◆ Aim ◆
Make an exact copy of all the entries, but do not reproduce the pictures.

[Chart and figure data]
:::

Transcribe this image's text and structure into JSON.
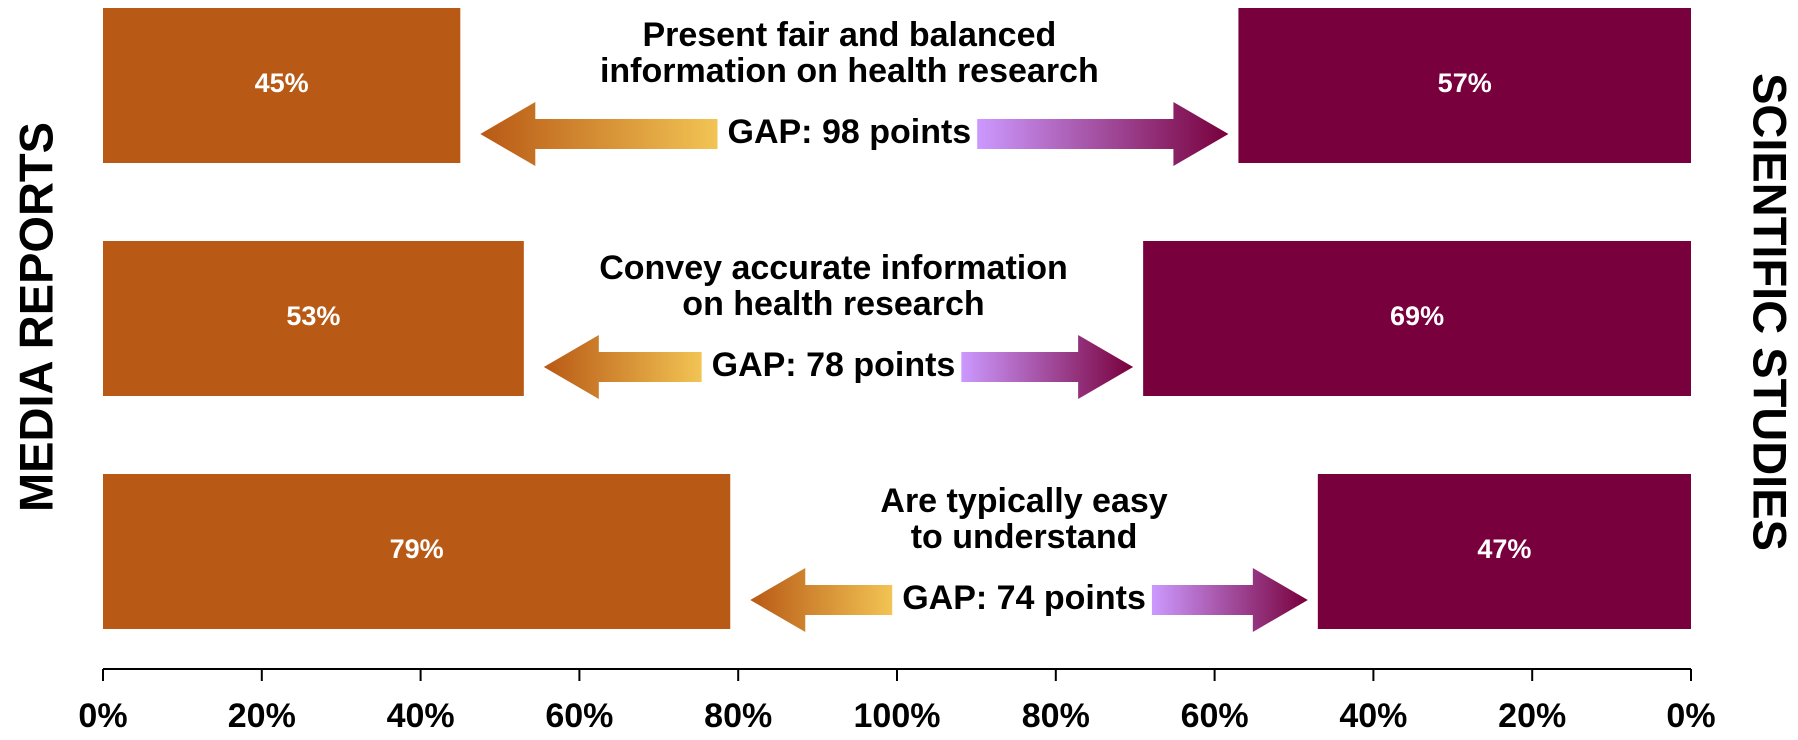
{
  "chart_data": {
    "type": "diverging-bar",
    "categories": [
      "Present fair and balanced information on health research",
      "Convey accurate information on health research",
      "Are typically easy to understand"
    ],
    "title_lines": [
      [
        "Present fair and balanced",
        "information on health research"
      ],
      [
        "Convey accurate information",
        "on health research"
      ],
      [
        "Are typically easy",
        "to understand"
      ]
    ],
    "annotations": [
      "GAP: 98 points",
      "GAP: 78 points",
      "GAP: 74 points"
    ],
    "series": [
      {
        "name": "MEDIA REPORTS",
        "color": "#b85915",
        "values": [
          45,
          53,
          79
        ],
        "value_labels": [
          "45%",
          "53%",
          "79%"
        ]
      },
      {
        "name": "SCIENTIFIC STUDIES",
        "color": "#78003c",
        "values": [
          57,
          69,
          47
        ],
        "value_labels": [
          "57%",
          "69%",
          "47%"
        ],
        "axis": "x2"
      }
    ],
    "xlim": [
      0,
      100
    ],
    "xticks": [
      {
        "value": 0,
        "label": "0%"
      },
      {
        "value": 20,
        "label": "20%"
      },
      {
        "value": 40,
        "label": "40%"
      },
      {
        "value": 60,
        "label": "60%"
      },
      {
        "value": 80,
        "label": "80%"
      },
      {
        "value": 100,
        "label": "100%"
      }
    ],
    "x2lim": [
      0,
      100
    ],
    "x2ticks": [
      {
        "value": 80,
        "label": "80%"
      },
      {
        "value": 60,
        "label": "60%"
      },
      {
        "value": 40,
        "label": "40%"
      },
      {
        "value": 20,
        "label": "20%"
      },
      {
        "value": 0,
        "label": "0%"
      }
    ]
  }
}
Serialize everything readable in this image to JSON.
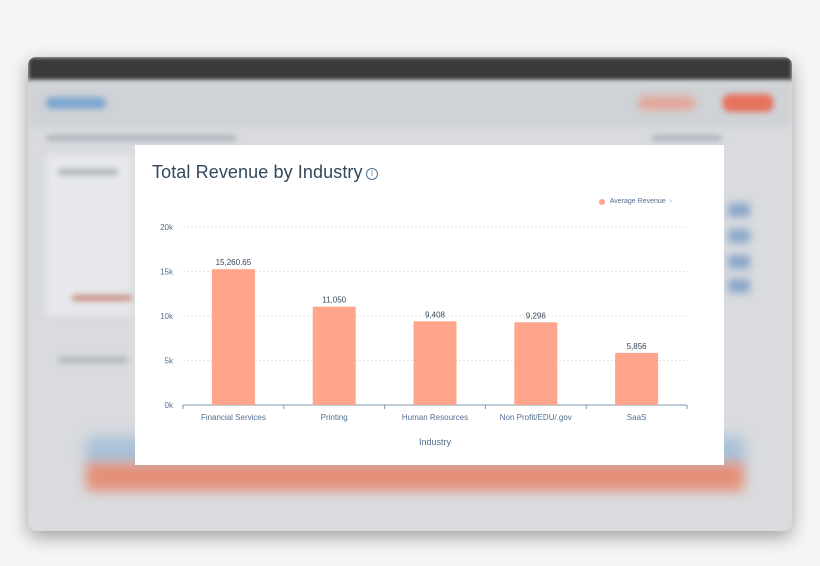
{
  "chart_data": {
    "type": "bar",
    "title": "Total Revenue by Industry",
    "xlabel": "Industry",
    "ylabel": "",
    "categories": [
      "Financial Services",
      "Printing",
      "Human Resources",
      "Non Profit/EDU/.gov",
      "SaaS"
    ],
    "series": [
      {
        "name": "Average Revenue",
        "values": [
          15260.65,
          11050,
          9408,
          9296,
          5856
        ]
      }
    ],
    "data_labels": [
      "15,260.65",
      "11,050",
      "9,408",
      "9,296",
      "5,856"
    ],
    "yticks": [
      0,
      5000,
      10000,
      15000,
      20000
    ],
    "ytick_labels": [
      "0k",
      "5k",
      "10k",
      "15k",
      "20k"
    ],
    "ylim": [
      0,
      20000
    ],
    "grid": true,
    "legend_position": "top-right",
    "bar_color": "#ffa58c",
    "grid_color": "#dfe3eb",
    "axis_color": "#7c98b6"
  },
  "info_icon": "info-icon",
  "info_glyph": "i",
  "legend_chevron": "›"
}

:::

◆ Solution to this exercise ◆
Transcribe this image's text and structure into JSON.
{
  "chart_data": {
    "type": "diverging-bar",
    "categories": [
      "Present fair and balanced information on health research",
      "Convey accurate information on health research",
      "Are typically easy to understand"
    ],
    "title_lines": [
      [
        "Present fair and balanced",
        "information on health research"
      ],
      [
        "Convey accurate information",
        "on health research"
      ],
      [
        "Are typically easy",
        "to understand"
      ]
    ],
    "annotations": [
      "GAP: 98 points",
      "GAP: 78 points",
      "GAP: 74 points"
    ],
    "series": [
      {
        "name": "MEDIA REPORTS",
        "color": "#b85915",
        "values": [
          45,
          53,
          79
        ],
        "value_labels": [
          "45%",
          "53%",
          "79%"
        ]
      },
      {
        "name": "SCIENTIFIC STUDIES",
        "color": "#78003c",
        "values": [
          57,
          69,
          47
        ],
        "value_labels": [
          "57%",
          "69%",
          "47%"
        ],
        "axis": "x2"
      }
    ],
    "xlim": [
      0,
      100
    ],
    "xticks": [
      {
        "value": 0,
        "label": "0%"
      },
      {
        "value": 20,
        "label": "20%"
      },
      {
        "value": 40,
        "label": "40%"
      },
      {
        "value": 60,
        "label": "60%"
      },
      {
        "value": 80,
        "label": "80%"
      },
      {
        "value": 100,
        "label": "100%"
      }
    ],
    "x2lim": [
      0,
      100
    ],
    "x2ticks": [
      {
        "value": 80,
        "label": "80%"
      },
      {
        "value": 60,
        "label": "60%"
      },
      {
        "value": 40,
        "label": "40%"
      },
      {
        "value": 20,
        "label": "20%"
      },
      {
        "value": 0,
        "label": "0%"
      }
    ]
  }
}
Serialize everything readable in this image to JSON.
{
  "chart_data": {
    "type": "bar",
    "title": "Total Revenue by Industry",
    "xlabel": "Industry",
    "ylabel": "",
    "categories": [
      "Financial Services",
      "Printing",
      "Human Resources",
      "Non Profit/EDU/.gov",
      "SaaS"
    ],
    "series": [
      {
        "name": "Average Revenue",
        "values": [
          15260.65,
          11050,
          9408,
          9296,
          5856
        ]
      }
    ],
    "data_labels": [
      "15,260.65",
      "11,050",
      "9,408",
      "9,296",
      "5,856"
    ],
    "yticks": [
      0,
      5000,
      10000,
      15000,
      20000
    ],
    "ytick_labels": [
      "0k",
      "5k",
      "10k",
      "15k",
      "20k"
    ],
    "ylim": [
      0,
      20000
    ],
    "grid": true,
    "legend_position": "top-right",
    "bar_color": "#ffa58c",
    "grid_color": "#dfe3eb",
    "axis_color": "#7c98b6"
  },
  "info_icon": "info-icon",
  "info_glyph": "i",
  "legend_chevron": "›"
}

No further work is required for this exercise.